EXTRACTED TEXT
▼

Subject: Your elegant watch will keep you warm

What, does it have a space heater built-in?

Subject: You are old enough to have a designer watch

Wait, there are age limits on these things? Is there a pamphlet or legal statute I can check for this?

Subject: No watch will be able to compete with yours

No thanks, the last thing I need is the government trying to declare my wrist a monopoly.

Subject: An elegant watch will give you the wings.

I didn’t know Red Bull made watches now.

Subject: Change your life for better ? get a decent watch.

Just a ‘decent’ one, though. Wouldn’t want to be showy or anything.

Subject: Feel the wonder of having a tremendous instrument

We’re still talking about watches here, right?

Once More Unto The Beach

Okay, it’s not the first time I’ve said this, but I need to get serious about my weight and so I’ve kicked off the status updates in the sidebar again.

It’s not just so that the ladies will swoon over my magnificent abs, but I really need to start being more concerned about my general health. I’ve been feeling terrible lately, it’s only going to get worse if I don’t do anything about it, and I remember how great I felt when I was actually close to a normal weight.

▲

TASK SET
- 1) Set down the blog text word for word, everything from "Subject: You are" down to "you the wings.".
- 2) Supply the next part of the blog text, picking up after its final sentence.

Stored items
▼

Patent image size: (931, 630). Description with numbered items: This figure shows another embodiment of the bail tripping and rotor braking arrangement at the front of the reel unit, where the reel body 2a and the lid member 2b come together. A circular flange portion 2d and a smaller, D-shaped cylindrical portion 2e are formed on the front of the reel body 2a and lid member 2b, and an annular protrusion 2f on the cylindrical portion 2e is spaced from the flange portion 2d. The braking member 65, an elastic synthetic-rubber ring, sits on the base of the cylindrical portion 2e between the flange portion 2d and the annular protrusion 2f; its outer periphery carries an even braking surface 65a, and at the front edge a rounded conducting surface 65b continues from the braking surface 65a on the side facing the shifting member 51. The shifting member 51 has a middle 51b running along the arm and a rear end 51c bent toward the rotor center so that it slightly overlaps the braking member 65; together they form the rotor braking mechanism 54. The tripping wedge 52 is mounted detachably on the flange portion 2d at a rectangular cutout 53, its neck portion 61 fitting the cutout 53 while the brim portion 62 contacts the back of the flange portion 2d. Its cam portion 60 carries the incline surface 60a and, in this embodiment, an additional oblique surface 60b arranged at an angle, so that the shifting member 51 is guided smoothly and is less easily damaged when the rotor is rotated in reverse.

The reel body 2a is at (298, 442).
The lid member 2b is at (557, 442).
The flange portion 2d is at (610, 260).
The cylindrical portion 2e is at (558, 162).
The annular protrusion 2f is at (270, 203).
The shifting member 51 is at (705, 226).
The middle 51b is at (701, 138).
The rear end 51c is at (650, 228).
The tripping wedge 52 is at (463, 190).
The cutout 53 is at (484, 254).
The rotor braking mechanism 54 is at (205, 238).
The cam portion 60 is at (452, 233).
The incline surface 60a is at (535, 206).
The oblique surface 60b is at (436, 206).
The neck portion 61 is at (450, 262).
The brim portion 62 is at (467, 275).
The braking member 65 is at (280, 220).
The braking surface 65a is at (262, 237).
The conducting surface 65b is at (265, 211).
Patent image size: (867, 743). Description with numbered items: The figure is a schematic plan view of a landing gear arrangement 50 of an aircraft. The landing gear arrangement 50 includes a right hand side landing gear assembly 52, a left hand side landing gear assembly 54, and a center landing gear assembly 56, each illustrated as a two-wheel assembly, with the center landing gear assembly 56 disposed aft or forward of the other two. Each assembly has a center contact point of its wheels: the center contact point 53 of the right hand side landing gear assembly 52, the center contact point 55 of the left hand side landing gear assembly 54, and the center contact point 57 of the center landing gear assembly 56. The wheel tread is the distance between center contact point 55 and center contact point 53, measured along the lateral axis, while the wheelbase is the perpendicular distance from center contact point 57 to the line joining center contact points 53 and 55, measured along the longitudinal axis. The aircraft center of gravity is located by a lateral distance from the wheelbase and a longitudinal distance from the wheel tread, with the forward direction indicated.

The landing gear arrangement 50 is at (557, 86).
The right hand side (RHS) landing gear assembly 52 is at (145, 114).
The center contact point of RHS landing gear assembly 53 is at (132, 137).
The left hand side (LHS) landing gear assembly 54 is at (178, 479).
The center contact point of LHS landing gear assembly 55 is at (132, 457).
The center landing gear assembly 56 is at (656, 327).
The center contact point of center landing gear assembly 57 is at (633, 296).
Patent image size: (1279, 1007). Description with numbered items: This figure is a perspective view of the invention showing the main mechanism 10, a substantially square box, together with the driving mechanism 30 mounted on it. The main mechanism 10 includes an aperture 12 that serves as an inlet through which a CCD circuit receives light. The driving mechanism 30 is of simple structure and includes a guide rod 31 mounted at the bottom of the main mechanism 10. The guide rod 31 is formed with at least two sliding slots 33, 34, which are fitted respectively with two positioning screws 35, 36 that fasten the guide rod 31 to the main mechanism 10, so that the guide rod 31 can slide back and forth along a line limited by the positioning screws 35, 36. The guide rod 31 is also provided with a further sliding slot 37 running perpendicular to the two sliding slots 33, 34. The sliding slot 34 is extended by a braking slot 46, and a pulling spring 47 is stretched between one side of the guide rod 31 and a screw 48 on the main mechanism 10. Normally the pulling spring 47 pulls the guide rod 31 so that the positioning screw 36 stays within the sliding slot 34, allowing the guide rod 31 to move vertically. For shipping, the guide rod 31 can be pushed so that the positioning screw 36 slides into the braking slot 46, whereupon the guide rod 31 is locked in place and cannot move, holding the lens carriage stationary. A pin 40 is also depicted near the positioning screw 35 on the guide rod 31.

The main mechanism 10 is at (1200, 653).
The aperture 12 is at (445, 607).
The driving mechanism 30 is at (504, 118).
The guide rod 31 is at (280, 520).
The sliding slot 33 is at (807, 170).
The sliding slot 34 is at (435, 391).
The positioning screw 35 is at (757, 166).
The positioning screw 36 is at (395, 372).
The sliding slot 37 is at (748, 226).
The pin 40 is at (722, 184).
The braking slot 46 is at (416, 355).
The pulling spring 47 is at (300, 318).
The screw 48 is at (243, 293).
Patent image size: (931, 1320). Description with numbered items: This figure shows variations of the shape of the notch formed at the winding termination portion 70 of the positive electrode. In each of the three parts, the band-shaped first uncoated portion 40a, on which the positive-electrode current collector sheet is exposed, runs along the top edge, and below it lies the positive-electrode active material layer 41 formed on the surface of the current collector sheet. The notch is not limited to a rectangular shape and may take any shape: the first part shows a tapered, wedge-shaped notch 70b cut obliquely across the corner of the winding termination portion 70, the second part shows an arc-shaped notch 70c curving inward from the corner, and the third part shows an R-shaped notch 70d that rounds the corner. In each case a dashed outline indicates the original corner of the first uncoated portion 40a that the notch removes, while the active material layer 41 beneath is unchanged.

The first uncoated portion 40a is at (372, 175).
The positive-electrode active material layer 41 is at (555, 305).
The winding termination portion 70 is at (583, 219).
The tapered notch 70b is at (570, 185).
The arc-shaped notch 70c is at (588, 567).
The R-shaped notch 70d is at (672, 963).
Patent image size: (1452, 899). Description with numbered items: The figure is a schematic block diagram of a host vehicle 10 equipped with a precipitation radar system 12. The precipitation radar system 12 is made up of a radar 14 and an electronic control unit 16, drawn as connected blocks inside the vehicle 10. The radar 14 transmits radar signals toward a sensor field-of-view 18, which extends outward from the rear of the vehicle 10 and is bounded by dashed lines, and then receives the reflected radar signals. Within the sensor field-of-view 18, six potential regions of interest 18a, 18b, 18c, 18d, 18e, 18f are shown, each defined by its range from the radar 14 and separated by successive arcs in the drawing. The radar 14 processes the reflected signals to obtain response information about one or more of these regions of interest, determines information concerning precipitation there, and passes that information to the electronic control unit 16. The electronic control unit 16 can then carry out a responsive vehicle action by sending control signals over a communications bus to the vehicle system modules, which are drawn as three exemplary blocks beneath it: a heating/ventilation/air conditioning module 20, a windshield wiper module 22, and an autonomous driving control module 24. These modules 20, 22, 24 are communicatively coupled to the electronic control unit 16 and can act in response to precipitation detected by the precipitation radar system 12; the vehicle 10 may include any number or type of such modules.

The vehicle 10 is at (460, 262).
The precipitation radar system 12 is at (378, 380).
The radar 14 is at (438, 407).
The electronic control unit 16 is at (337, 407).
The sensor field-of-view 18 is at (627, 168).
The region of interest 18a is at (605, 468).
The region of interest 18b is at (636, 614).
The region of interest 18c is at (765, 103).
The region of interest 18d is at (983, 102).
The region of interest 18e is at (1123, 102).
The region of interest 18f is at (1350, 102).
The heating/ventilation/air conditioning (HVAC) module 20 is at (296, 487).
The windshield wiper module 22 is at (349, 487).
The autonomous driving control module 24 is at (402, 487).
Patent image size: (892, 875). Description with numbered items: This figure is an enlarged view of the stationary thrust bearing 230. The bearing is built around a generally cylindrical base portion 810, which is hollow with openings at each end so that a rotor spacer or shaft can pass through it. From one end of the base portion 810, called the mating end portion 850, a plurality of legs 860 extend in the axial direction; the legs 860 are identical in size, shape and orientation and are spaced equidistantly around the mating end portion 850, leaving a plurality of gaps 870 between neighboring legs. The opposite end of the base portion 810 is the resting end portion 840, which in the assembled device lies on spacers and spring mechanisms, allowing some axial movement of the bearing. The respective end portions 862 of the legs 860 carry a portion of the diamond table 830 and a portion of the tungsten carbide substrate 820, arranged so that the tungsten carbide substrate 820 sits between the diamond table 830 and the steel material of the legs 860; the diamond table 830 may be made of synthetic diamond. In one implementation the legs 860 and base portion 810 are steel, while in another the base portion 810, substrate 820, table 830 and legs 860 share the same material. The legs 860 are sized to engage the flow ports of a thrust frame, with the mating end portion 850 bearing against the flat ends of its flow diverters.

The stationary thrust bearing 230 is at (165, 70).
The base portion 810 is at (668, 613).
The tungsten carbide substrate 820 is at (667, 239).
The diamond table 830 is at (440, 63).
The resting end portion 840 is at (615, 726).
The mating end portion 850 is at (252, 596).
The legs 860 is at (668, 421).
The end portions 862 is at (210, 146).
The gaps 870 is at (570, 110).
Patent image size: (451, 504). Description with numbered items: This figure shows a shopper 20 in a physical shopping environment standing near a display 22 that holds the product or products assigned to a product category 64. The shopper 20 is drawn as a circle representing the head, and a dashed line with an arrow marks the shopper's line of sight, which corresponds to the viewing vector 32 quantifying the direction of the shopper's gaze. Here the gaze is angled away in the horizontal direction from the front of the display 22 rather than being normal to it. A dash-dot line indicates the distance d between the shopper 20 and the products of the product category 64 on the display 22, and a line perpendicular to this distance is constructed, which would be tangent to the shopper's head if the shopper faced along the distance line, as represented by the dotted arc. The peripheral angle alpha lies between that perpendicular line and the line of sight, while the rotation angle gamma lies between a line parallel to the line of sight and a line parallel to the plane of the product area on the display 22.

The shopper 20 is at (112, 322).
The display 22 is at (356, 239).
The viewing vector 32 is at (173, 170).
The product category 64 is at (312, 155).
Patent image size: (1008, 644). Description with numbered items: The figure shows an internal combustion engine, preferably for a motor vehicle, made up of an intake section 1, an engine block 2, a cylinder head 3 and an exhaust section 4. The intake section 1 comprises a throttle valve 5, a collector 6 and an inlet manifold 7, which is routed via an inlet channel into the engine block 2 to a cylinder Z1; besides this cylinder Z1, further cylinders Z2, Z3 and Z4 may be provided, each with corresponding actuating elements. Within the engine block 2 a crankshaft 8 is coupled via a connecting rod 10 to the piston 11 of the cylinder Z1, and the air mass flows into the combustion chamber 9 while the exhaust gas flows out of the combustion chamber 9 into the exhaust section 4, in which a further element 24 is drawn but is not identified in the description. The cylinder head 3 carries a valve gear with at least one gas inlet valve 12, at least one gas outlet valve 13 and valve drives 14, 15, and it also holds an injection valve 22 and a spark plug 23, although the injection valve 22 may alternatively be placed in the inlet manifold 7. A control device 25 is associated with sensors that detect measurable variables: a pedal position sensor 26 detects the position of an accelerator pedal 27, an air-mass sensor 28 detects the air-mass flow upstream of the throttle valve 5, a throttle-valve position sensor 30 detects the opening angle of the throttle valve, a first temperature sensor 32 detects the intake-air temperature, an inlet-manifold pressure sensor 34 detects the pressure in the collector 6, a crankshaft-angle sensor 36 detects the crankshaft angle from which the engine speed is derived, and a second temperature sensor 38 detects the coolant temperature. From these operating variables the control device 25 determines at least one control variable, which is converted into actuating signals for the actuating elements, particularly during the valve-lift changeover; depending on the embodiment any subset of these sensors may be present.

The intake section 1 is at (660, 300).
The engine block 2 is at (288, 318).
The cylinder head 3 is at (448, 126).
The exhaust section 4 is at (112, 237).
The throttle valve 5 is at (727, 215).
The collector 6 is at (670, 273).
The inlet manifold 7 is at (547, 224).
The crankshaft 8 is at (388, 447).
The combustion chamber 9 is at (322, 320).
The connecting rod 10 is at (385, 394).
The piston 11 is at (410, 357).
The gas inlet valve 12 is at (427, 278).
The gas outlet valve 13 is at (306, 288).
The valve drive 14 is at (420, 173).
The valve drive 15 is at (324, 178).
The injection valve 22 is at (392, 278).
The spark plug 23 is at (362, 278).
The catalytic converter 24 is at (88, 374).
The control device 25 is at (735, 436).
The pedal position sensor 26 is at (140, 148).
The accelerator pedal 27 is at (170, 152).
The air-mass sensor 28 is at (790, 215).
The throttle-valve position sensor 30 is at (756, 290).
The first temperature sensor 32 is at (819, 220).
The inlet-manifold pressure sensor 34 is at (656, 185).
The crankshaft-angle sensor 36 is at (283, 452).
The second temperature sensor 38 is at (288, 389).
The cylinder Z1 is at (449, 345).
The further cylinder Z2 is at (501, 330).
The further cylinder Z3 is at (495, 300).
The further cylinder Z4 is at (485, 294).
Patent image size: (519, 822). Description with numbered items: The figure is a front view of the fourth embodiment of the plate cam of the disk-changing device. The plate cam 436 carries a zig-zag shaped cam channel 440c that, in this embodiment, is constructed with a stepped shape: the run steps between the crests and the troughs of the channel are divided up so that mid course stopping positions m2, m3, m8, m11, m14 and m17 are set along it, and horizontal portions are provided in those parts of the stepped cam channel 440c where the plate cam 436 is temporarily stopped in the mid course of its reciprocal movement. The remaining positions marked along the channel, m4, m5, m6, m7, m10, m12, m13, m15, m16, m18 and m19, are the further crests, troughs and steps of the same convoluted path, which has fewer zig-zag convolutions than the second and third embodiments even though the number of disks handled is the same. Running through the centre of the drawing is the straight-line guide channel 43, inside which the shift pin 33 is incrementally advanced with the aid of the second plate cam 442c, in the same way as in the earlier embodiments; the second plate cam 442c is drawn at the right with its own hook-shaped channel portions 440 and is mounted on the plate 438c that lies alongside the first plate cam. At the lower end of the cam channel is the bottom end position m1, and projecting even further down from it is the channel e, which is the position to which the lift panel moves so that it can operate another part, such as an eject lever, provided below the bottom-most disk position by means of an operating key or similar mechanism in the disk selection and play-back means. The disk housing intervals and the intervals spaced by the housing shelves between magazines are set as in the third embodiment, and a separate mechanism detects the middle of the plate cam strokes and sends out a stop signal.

▲

ANSWERS PER TASK
- 1)
Subject: You are old enough to have a designer watch

Wait, there are age limits on these things? Is there a pamphlet or legal statute I can check for this?

Subject: No watch will be able to compete with yours

No thanks, the last thing I need is the government trying to declare my wrist a monopoly.

Subject: An elegant watch will give you the wings.

- 2)
The plan is pretty much the same as before: a reasonable calorie budget (around 1600-1800 per day for now), and more exercise. That means giving up things that had become bad habits like the morning brownie/rice krispie treat, mid-day snacks from the office vending machine, and stopping by the store every day and picking up more food for dinner than I really need. If I have a light breakfast bar in the morning and some simple soup or stew for dinner, that still leaves me enough calories for a decent lunch, so I don’t have to give up all my old habits.

Exercise for now will be limited to walking to work when I can. I hope to eventually get back to small workouts and walks around the neighbourhood again, but that’ll have to wait until…other problems have been fixed.

But It Still Doesn’t Remember Where I Left My Keys

Yesterday the memory upgrade for my laptop arrived and I installed it as soon as I got home, taking it from 2GB to 4GB. Fortunately, upgrading the memory on an MBP is fairly easy, only requiring the removal of three standard screws underneath the battery.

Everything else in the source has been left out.